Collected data
'''

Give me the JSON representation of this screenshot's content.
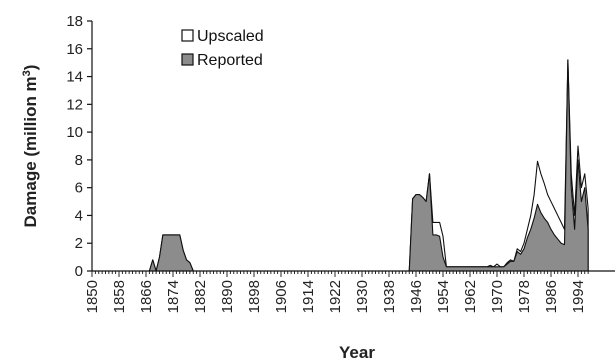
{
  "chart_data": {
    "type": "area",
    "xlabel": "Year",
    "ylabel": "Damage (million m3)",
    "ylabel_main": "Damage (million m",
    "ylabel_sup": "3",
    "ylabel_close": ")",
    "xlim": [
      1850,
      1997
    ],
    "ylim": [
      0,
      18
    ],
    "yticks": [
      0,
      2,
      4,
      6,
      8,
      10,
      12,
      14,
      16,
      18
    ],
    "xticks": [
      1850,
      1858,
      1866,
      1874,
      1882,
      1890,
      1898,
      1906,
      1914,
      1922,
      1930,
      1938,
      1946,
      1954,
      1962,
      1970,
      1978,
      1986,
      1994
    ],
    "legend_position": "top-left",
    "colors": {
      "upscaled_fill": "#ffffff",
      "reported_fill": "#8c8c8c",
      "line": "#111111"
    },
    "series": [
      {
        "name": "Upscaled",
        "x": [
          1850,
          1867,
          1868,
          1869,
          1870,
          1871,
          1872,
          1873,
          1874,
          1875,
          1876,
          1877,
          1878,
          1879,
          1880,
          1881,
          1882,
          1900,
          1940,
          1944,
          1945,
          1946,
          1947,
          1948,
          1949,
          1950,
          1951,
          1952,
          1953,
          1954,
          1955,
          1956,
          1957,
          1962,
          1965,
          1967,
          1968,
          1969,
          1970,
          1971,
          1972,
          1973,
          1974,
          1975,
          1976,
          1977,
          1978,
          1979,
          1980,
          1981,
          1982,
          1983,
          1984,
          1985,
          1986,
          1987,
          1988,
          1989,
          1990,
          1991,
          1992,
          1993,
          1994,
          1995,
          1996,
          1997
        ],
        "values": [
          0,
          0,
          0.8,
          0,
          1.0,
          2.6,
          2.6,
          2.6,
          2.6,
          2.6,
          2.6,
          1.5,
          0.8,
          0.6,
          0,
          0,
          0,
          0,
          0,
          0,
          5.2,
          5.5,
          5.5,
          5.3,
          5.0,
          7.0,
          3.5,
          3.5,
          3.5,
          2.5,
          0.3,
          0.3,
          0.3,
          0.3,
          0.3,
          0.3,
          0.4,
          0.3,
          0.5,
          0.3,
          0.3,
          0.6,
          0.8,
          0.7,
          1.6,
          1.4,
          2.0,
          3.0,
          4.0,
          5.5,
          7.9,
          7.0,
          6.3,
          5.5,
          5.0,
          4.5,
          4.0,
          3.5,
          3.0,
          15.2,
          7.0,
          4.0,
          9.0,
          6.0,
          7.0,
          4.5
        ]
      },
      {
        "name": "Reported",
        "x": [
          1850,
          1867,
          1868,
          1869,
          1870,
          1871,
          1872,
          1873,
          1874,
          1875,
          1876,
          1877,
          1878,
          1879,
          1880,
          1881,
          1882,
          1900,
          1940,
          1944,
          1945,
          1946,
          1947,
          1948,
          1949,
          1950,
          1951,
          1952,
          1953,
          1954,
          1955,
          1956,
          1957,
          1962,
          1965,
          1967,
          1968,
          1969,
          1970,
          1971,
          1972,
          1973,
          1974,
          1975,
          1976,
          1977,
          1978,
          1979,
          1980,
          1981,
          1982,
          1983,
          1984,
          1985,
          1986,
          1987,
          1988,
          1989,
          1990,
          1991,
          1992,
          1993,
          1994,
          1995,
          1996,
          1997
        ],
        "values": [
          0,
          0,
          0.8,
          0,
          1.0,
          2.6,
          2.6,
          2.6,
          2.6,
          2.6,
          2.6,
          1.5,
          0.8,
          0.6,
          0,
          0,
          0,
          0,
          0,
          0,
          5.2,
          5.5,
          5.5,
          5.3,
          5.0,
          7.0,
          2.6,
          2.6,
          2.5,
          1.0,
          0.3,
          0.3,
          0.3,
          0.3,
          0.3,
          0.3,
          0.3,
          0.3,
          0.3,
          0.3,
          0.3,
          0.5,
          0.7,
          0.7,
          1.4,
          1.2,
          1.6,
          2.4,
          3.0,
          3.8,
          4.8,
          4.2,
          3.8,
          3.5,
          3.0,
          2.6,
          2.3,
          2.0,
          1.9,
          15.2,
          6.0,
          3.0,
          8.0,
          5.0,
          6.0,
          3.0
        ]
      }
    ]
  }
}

'''
'''

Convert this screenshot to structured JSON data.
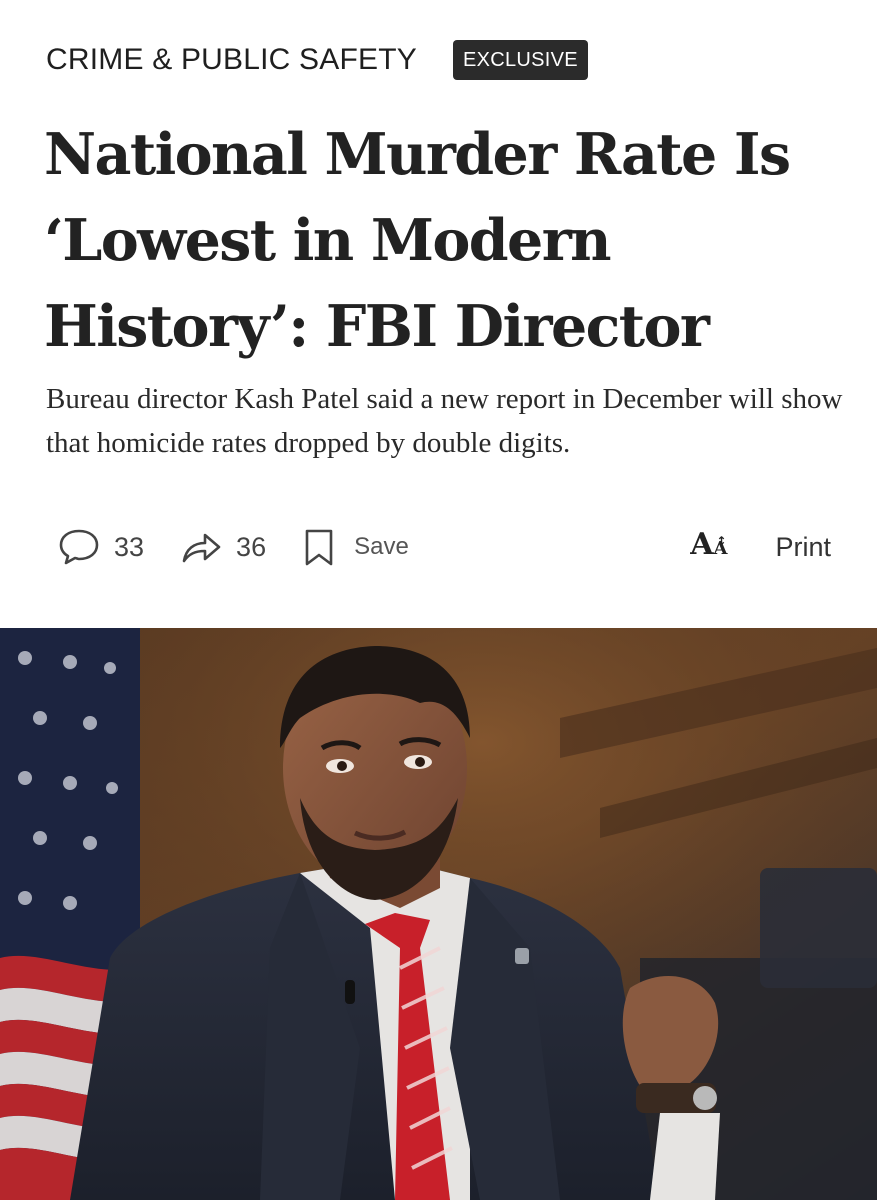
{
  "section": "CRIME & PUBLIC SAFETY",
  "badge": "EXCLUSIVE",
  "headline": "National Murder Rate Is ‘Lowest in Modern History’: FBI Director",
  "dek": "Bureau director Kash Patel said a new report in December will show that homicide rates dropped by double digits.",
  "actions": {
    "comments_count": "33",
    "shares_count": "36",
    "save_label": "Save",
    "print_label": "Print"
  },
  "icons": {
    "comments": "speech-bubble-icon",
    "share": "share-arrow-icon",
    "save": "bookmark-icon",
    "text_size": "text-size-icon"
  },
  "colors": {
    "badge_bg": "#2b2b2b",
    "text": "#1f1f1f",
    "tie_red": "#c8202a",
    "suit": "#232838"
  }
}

'''

__AIM OF THE TASK__: Sift the material for lines with the string "screenshot". Copy each one found.

__EXPECTED OUTPUT__:
Give me the JSON representation of this screenshot's content.
Convert this screenshot to structured JSON data.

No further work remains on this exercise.